> [Do this]:
Write out the records beneath this line exactly as they appear, minus any images.

> [Provided data]:

....

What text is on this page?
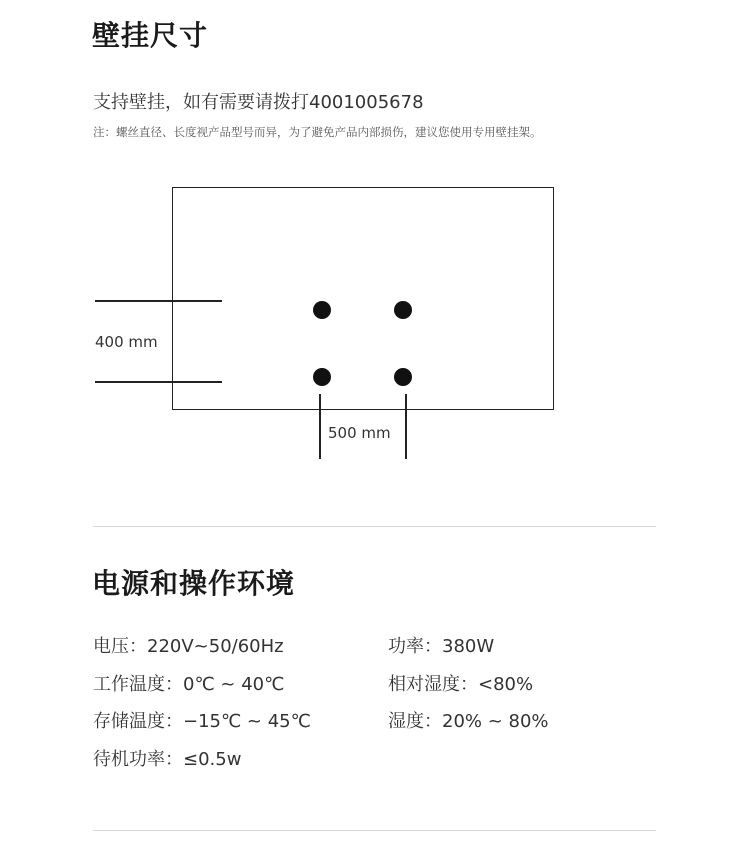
壁挂尺寸
支持壁挂，如有需要请拨打4001005678
注：螺丝直径、长度视产品型号而异，为了避免产品内部损伤，建议您使用专用壁挂架。
400 mm
500 mm
电源和操作环境
电压：220V~50/60Hz	功率：380W
工作温度：0℃ ~ 40℃	相对湿度：<80%
存储温度：−15℃ ~ 45℃	湿度：20% ~ 80%
待机功率：≤0.5w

....

> [Complete answer]:
What text is on this page?
壁挂尺寸
支持壁挂，如有需要请拨打4001005678
注：螺丝直径、长度视产品型号而异，为了避免产品内部损伤，建议您使用专用壁挂架。
400 mm
500 mm
电源和操作环境
电压：220V~50/60Hz	功率：380W
工作温度：0℃ ~ 40℃	相对湿度：<80%
存储温度：−15℃ ~ 45℃	湿度：20% ~ 80%
待机功率：≤0.5w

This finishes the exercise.